Dataset records:
»»

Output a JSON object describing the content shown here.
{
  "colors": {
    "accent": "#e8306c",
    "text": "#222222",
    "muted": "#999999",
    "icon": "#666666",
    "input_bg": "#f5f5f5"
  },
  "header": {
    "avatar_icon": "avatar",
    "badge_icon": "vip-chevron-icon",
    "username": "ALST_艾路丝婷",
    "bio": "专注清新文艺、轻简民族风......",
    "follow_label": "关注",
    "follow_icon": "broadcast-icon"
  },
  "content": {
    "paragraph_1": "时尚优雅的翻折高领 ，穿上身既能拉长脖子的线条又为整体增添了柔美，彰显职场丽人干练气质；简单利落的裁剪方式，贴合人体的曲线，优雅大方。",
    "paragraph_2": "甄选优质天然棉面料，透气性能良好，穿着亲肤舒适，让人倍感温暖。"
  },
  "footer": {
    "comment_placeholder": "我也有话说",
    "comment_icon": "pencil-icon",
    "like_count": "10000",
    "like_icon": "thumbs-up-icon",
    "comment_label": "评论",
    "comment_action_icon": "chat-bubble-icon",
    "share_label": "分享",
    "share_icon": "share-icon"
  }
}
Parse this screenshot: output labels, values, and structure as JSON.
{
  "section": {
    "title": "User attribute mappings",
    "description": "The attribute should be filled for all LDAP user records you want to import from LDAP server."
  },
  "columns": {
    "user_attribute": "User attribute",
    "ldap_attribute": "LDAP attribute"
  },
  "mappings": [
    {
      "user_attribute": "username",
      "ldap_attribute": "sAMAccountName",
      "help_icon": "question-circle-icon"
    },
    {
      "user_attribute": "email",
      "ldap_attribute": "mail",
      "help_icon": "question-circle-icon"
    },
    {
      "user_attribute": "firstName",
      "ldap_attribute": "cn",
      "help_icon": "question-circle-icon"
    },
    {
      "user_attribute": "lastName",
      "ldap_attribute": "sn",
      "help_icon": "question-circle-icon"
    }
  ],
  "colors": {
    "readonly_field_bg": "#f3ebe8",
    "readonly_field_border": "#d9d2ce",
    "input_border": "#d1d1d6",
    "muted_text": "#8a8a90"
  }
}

««

Do this
Reproduce each entry word for word.

Task result
Output a JSON object describing the content shown here.
{
  "colors": {
    "accent": "#e8306c",
    "text": "#222222",
    "muted": "#999999",
    "icon": "#666666",
    "input_bg": "#f5f5f5"
  },
  "header": {
    "avatar_icon": "avatar",
    "badge_icon": "vip-chevron-icon",
    "username": "ALST_艾路丝婷",
    "bio": "专注清新文艺、轻简民族风......",
    "follow_label": "关注",
    "follow_icon": "broadcast-icon"
  },
  "content": {
    "paragraph_1": "时尚优雅的翻折高领 ，穿上身既能拉长脖子的线条又为整体增添了柔美，彰显职场丽人干练气质；简单利落的裁剪方式，贴合人体的曲线，优雅大方。",
    "paragraph_2": "甄选优质天然棉面料，透气性能良好，穿着亲肤舒适，让人倍感温暖。"
  },
  "footer": {
    "comment_placeholder": "我也有话说",
    "comment_icon": "pencil-icon",
    "like_count": "10000",
    "like_icon": "thumbs-up-icon",
    "comment_label": "评论",
    "comment_action_icon": "chat-bubble-icon",
    "share_label": "分享",
    "share_icon": "share-icon"
  }
}
Parse this screenshot: output labels, values, and structure as JSON.
{
  "section": {
    "title": "User attribute mappings",
    "description": "The attribute should be filled for all LDAP user records you want to import from LDAP server."
  },
  "columns": {
    "user_attribute": "User attribute",
    "ldap_attribute": "LDAP attribute"
  },
  "mappings": [
    {
      "user_attribute": "username",
      "ldap_attribute": "sAMAccountName",
      "help_icon": "question-circle-icon"
    },
    {
      "user_attribute": "email",
      "ldap_attribute": "mail",
      "help_icon": "question-circle-icon"
    },
    {
      "user_attribute": "firstName",
      "ldap_attribute": "cn",
      "help_icon": "question-circle-icon"
    },
    {
      "user_attribute": "lastName",
      "ldap_attribute": "sn",
      "help_icon": "question-circle-icon"
    }
  ],
  "colors": {
    "readonly_field_bg": "#f3ebe8",
    "readonly_field_border": "#d9d2ce",
    "input_border": "#d1d1d6",
    "muted_text": "#8a8a90"
  }
}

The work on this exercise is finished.